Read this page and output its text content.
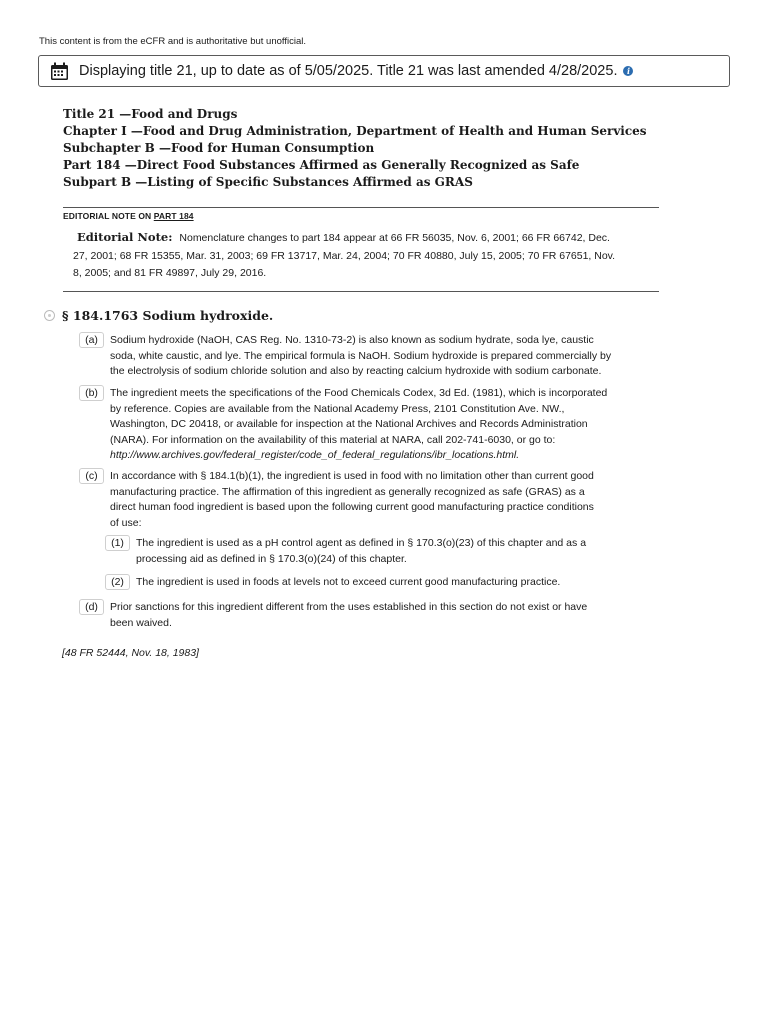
This content is from the eCFR and is authoritative but unofficial.
Displaying title 21, up to date as of 5/05/2025. Title 21 was last amended 4/28/2025.	i
Title 21 —Food and Drugs
Chapter I —Food and Drug Administration, Department of Health and Human Services
Subchapter B —Food for Human Consumption
Part 184 —Direct Food Substances Affirmed as Generally Recognized as Safe
Subpart B —Listing of Specific Substances Affirmed as GRAS
EDITORIAL NOTE ON PART 184
Editorial Note: Nomenclature changes to part 184 appear at 66 FR 56035, Nov. 6, 2001; 66 FR 66742, Dec.
27, 2001; 68 FR 15355, Mar. 31, 2003; 69 FR 13717, Mar. 24, 2004; 70 FR 40880, July 15, 2005; 70 FR 67651, Nov.
8, 2005; and 81 FR 49897, July 29, 2016.
§ 184.1763 Sodium hydroxide.
(a)	Sodium hydroxide (NaOH, CAS Reg. No. 1310-73-2) is also known as sodium hydrate, soda lye, caustic
soda, white caustic, and lye. The empirical formula is NaOH. Sodium hydroxide is prepared commercially by
the electrolysis of sodium chloride solution and also by reacting calcium hydroxide with sodium carbonate.
(b)	The ingredient meets the specifications of the Food Chemicals Codex, 3d Ed. (1981), which is incorporated
by reference. Copies are available from the National Academy Press, 2101 Constitution Ave. NW.,
Washington, DC 20418, or available for inspection at the National Archives and Records Administration
(NARA). For information on the availability of this material at NARA, call 202-741-6030, or go to:
http://www.archives.gov/federal_register/code_of_federal_regulations/ibr_locations.html.
(c)	In accordance with § 184.1(b)(1), the ingredient is used in food with no limitation other than current good
manufacturing practice. The affirmation of this ingredient as generally recognized as safe (GRAS) as a
direct human food ingredient is based upon the following current good manufacturing practice conditions
of use:
(1)	The ingredient is used as a pH control agent as defined in § 170.3(o)(23) of this chapter and as a
processing aid as defined in § 170.3(o)(24) of this chapter.
(2)	The ingredient is used in foods at levels not to exceed current good manufacturing practice.
(d)	Prior sanctions for this ingredient different from the uses established in this section do not exist or have
been waived.
[48 FR 52444, Nov. 18, 1983]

# PROBLEM STATEMENT
Set every line down exactly as written, leaving each picture out.

# COMPLETE OUTPUT
Read this page and output its text content.
This content is from the eCFR and is authoritative but unofficial.
Displaying title 21, up to date as of 5/05/2025. Title 21 was last amended 4/28/2025.	i
Title 21 —Food and Drugs
Chapter I —Food and Drug Administration, Department of Health and Human Services
Subchapter B —Food for Human Consumption
Part 184 —Direct Food Substances Affirmed as Generally Recognized as Safe
Subpart B —Listing of Specific Substances Affirmed as GRAS
EDITORIAL NOTE ON PART 184
Editorial Note: Nomenclature changes to part 184 appear at 66 FR 56035, Nov. 6, 2001; 66 FR 66742, Dec.
27, 2001; 68 FR 15355, Mar. 31, 2003; 69 FR 13717, Mar. 24, 2004; 70 FR 40880, July 15, 2005; 70 FR 67651, Nov.
8, 2005; and 81 FR 49897, July 29, 2016.
§ 184.1763 Sodium hydroxide.
(a)	Sodium hydroxide (NaOH, CAS Reg. No. 1310-73-2) is also known as sodium hydrate, soda lye, caustic
soda, white caustic, and lye. The empirical formula is NaOH. Sodium hydroxide is prepared commercially by
the electrolysis of sodium chloride solution and also by reacting calcium hydroxide with sodium carbonate.
(b)	The ingredient meets the specifications of the Food Chemicals Codex, 3d Ed. (1981), which is incorporated
by reference. Copies are available from the National Academy Press, 2101 Constitution Ave. NW.,
Washington, DC 20418, or available for inspection at the National Archives and Records Administration
(NARA). For information on the availability of this material at NARA, call 202-741-6030, or go to:
http://www.archives.gov/federal_register/code_of_federal_regulations/ibr_locations.html.
(c)	In accordance with § 184.1(b)(1), the ingredient is used in food with no limitation other than current good
manufacturing practice. The affirmation of this ingredient as generally recognized as safe (GRAS) as a
direct human food ingredient is based upon the following current good manufacturing practice conditions
of use:
(1)	The ingredient is used as a pH control agent as defined in § 170.3(o)(23) of this chapter and as a
processing aid as defined in § 170.3(o)(24) of this chapter.
(2)	The ingredient is used in foods at levels not to exceed current good manufacturing practice.
(d)	Prior sanctions for this ingredient different from the uses established in this section do not exist or have
been waived.
[48 FR 52444, Nov. 18, 1983]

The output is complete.